[start]

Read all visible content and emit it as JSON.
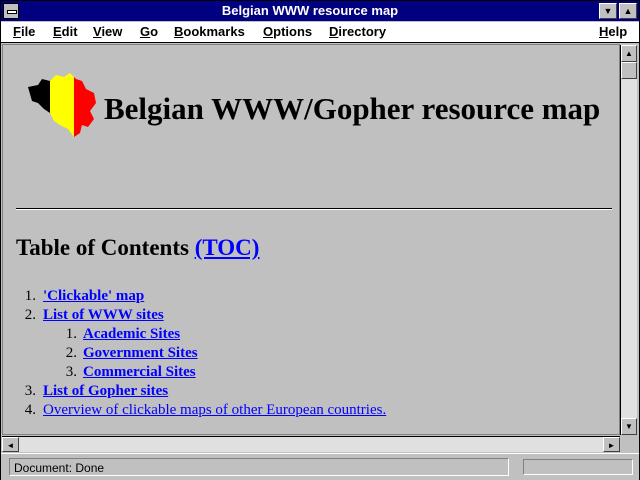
{
  "window": {
    "title": "Belgian WWW resource map"
  },
  "menu": [
    {
      "label": "File",
      "key": "F"
    },
    {
      "label": "Edit",
      "key": "E"
    },
    {
      "label": "View",
      "key": "V"
    },
    {
      "label": "Go",
      "key": "G"
    },
    {
      "label": "Bookmarks",
      "key": "B"
    },
    {
      "label": "Options",
      "key": "O"
    },
    {
      "label": "Directory",
      "key": "D"
    },
    {
      "label": "Help",
      "key": "H"
    }
  ],
  "page": {
    "heading": "Belgian WWW/Gopher resource map",
    "toc_heading": "Table of Contents",
    "toc_link": "(TOC)",
    "toc": [
      {
        "num": "1.",
        "label": "'Clickable' map",
        "level": 1
      },
      {
        "num": "2.",
        "label": "List of WWW sites",
        "level": 1
      },
      {
        "num": "1.",
        "label": "Academic Sites",
        "level": 2
      },
      {
        "num": "2.",
        "label": "Government Sites",
        "level": 2
      },
      {
        "num": "3.",
        "label": "Commercial Sites",
        "level": 2
      },
      {
        "num": "3.",
        "label": "List of Gopher sites",
        "level": 1
      },
      {
        "num": "4.",
        "label": "Overview of clickable maps of other European countries.",
        "level": 1
      }
    ]
  },
  "status": {
    "text": "Document: Done"
  },
  "colors": {
    "titlebar": "#000080",
    "link": "#0000ff",
    "background": "#c0c0c0",
    "flag_black": "#000000",
    "flag_yellow": "#ffff00",
    "flag_red": "#ff0000"
  }
}
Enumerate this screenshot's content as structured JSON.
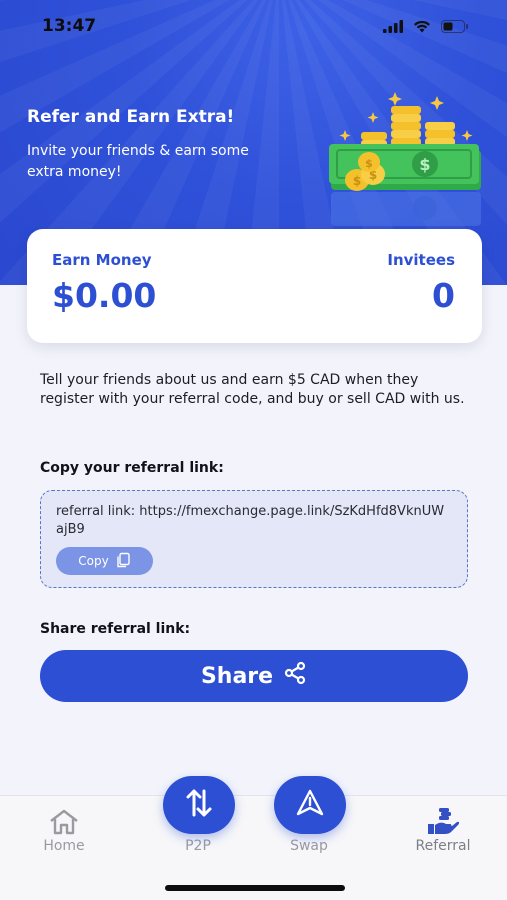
{
  "status_bar": {
    "time": "13:47",
    "icons": [
      "cellular-signal-icon",
      "wifi-icon",
      "battery-icon"
    ]
  },
  "hero": {
    "title": "Refer and Earn Extra!",
    "subtitle": "Invite your friends & earn some extra money!",
    "illustration": "money-stack-illustration"
  },
  "stats": {
    "earn_label": "Earn Money",
    "earn_value": "$0.00",
    "invitees_label": "Invitees",
    "invitees_value": "0"
  },
  "description": "Tell your friends about us and earn $5 CAD when they register with your referral code, and buy or sell CAD with us.",
  "referral": {
    "copy_heading": "Copy your referral link:",
    "link_text": "referral link: https://fmexchange.page.link/SzKdHfd8VknUWajB9",
    "copy_label": "Copy",
    "share_heading": "Share referral link:",
    "share_label": "Share"
  },
  "tab_bar": {
    "items": [
      {
        "label": "Home",
        "icon": "home-icon"
      },
      {
        "label": "P2P",
        "icon": "swap-arrows-icon"
      },
      {
        "label": "Swap",
        "icon": "navigation-arrow-icon"
      },
      {
        "label": "Referral",
        "icon": "referral-hand-icon"
      }
    ]
  },
  "colors": {
    "primary": "#2c4fd4",
    "hero_bg": "#2f51d9",
    "copy_button": "#7b94e6",
    "link_box_bg": "#e3e7f7",
    "page_bg": "#f3f4fb"
  }
}
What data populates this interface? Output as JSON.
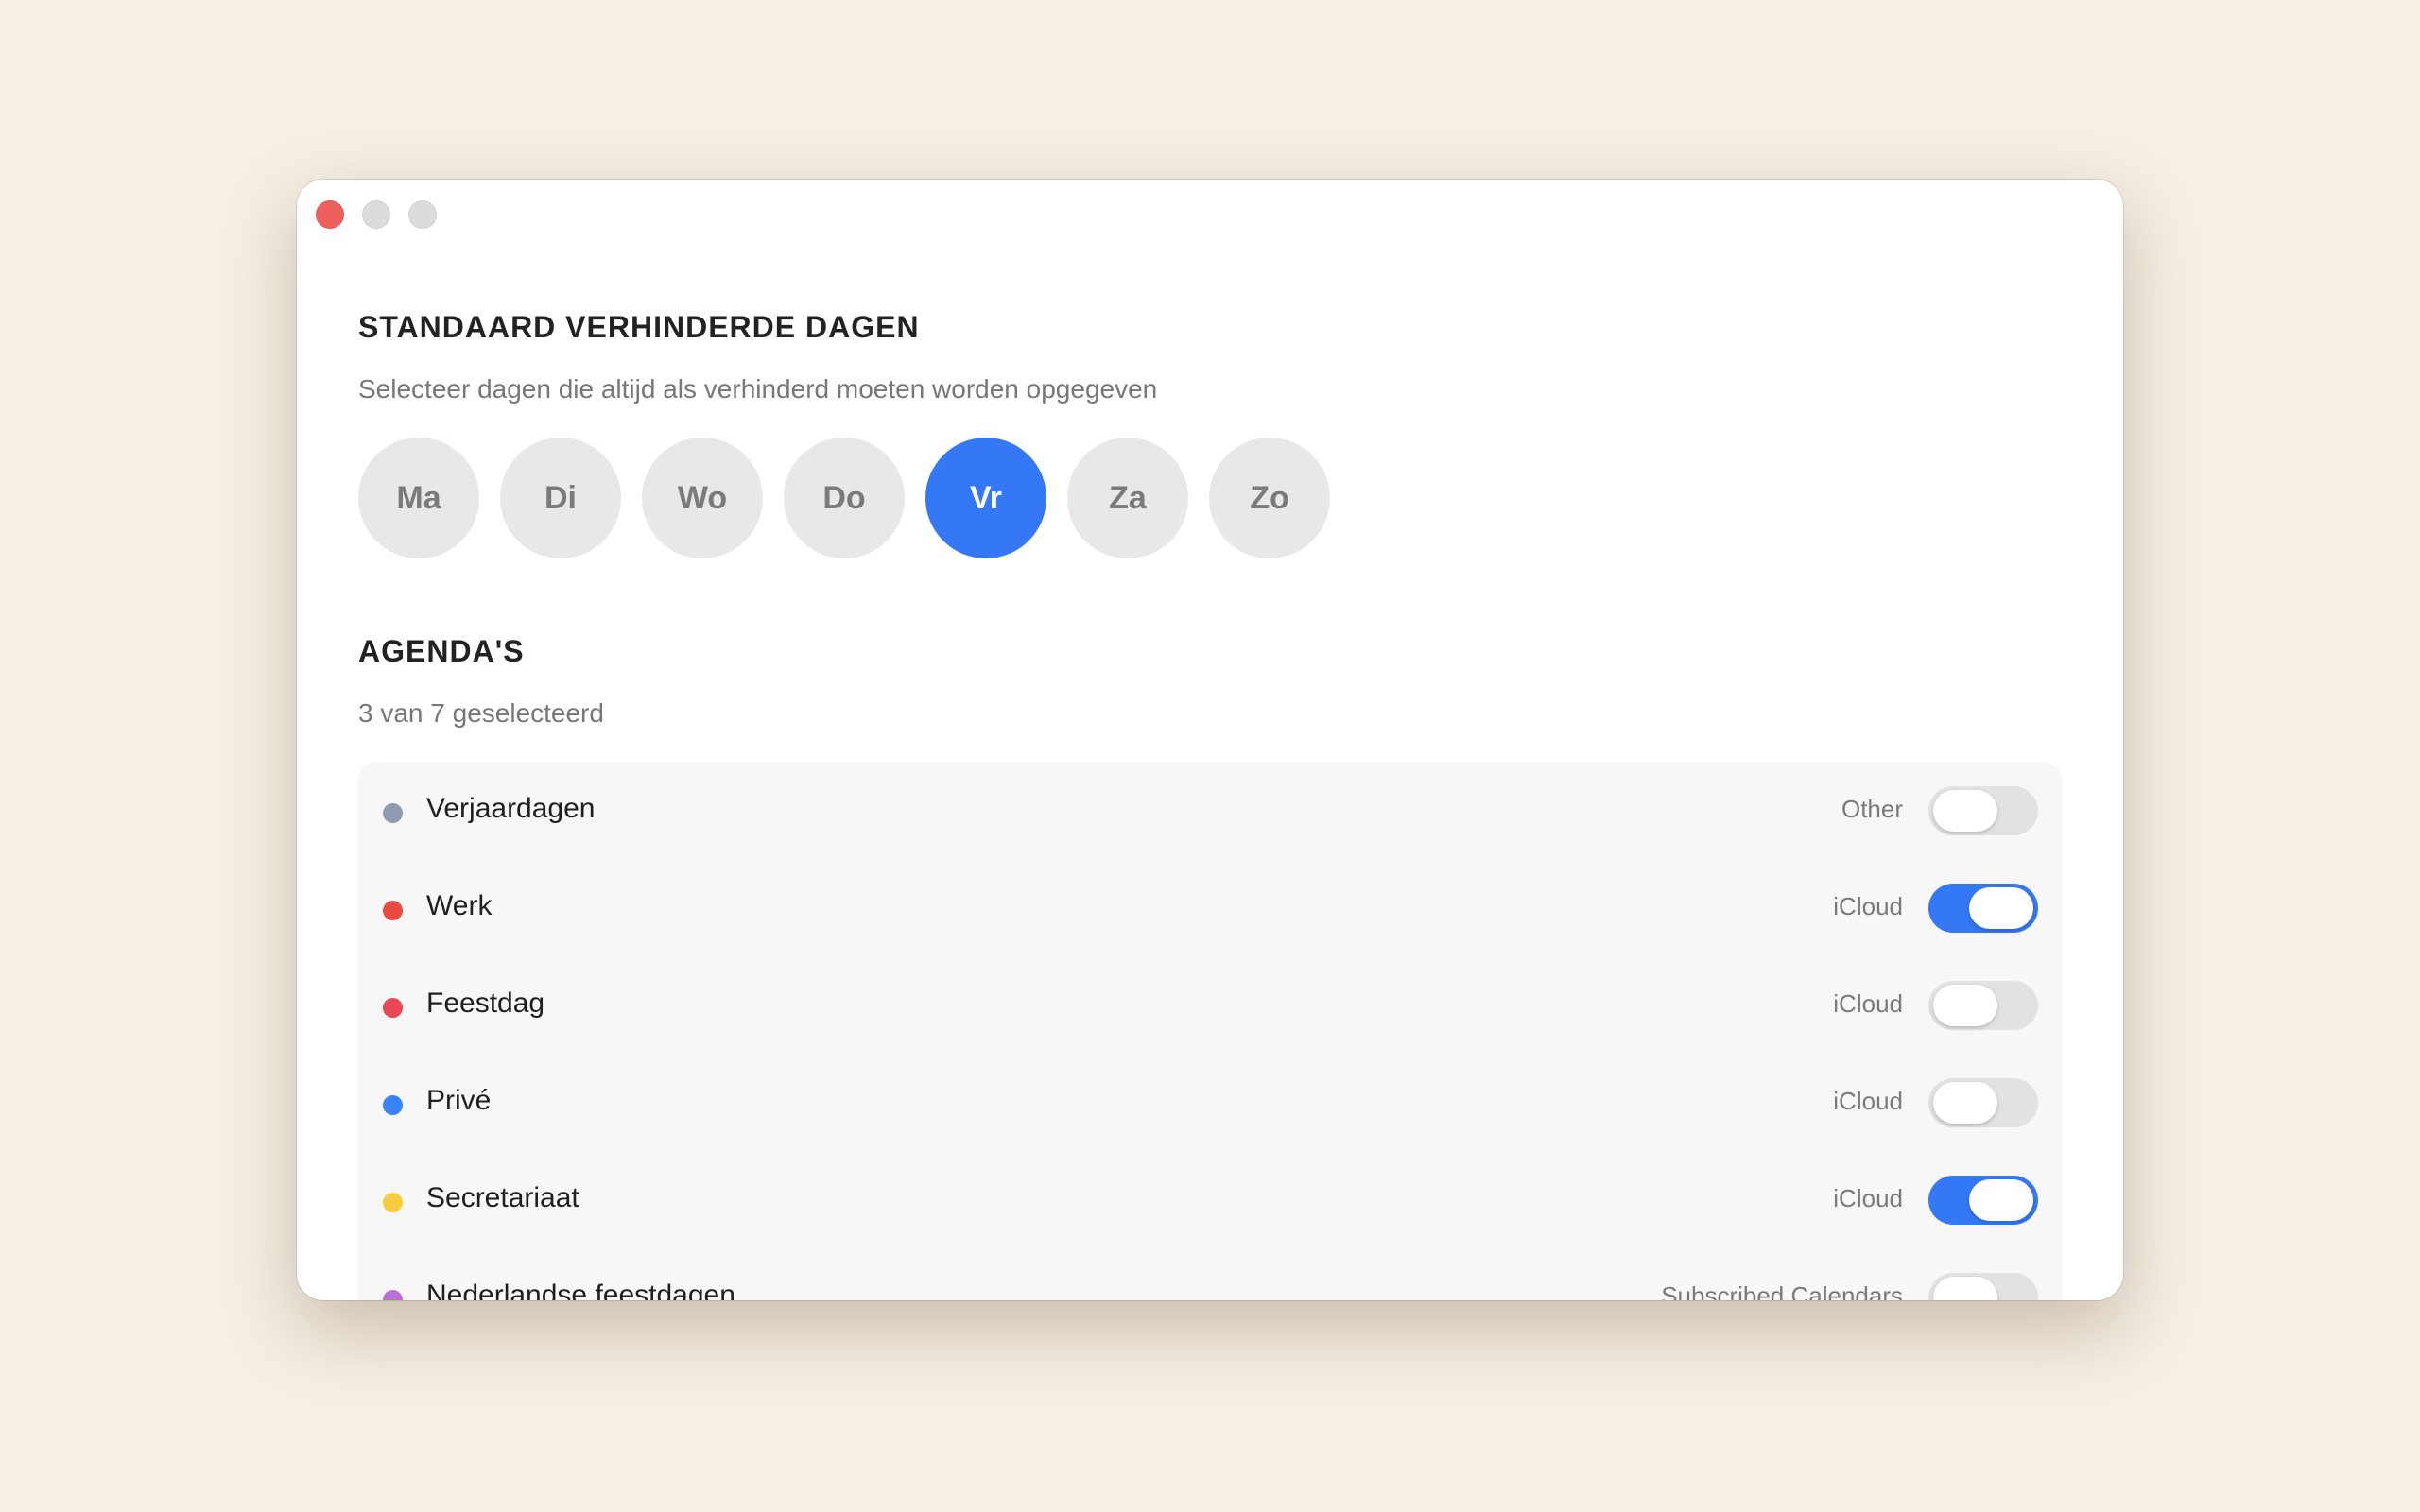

[end]

→ **REQUIREMENT**:
Pull out every line holding "this" from the records above, and copy it.

→ **RESULT OF THE EXERCISE**:
Enumerate this screenshot's content as structured JSON.
What data populates this interface? Output as JSON.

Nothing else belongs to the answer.